▸ **RECORDS SUPPLIED**:
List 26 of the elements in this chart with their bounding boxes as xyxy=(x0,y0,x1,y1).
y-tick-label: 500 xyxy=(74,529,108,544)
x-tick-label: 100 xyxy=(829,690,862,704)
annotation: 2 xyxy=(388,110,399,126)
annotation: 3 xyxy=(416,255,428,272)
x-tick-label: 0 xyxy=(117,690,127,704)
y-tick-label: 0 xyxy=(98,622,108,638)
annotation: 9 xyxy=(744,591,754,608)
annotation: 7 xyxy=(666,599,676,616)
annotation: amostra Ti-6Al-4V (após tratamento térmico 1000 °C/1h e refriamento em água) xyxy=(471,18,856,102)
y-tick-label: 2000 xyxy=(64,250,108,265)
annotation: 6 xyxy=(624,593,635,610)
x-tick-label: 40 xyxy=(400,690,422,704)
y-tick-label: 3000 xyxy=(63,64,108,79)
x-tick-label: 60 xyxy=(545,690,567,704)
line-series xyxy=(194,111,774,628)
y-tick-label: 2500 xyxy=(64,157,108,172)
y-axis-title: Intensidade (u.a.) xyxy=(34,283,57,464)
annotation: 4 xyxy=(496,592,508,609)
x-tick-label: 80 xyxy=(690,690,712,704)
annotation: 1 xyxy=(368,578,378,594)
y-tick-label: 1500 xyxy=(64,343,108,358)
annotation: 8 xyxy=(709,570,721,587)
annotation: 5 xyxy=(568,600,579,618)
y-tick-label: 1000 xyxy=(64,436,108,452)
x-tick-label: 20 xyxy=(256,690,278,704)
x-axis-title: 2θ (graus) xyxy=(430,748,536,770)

▸ **WHAT YOU ARE ASKED TO DO**:
Please copy out the data word for word, starting at the first line and ending at the line that contains "annotation: 3 xyxy=(416,255,428,272)", with both of those lines included.

▸ **SOLUTION**:
List 26 of the elements in this chart with their bounding boxes as xyxy=(x0,y0,x1,y1).
y-tick-label: 500 xyxy=(74,529,108,544)
x-tick-label: 100 xyxy=(829,690,862,704)
annotation: 2 xyxy=(388,110,399,126)
annotation: 3 xyxy=(416,255,428,272)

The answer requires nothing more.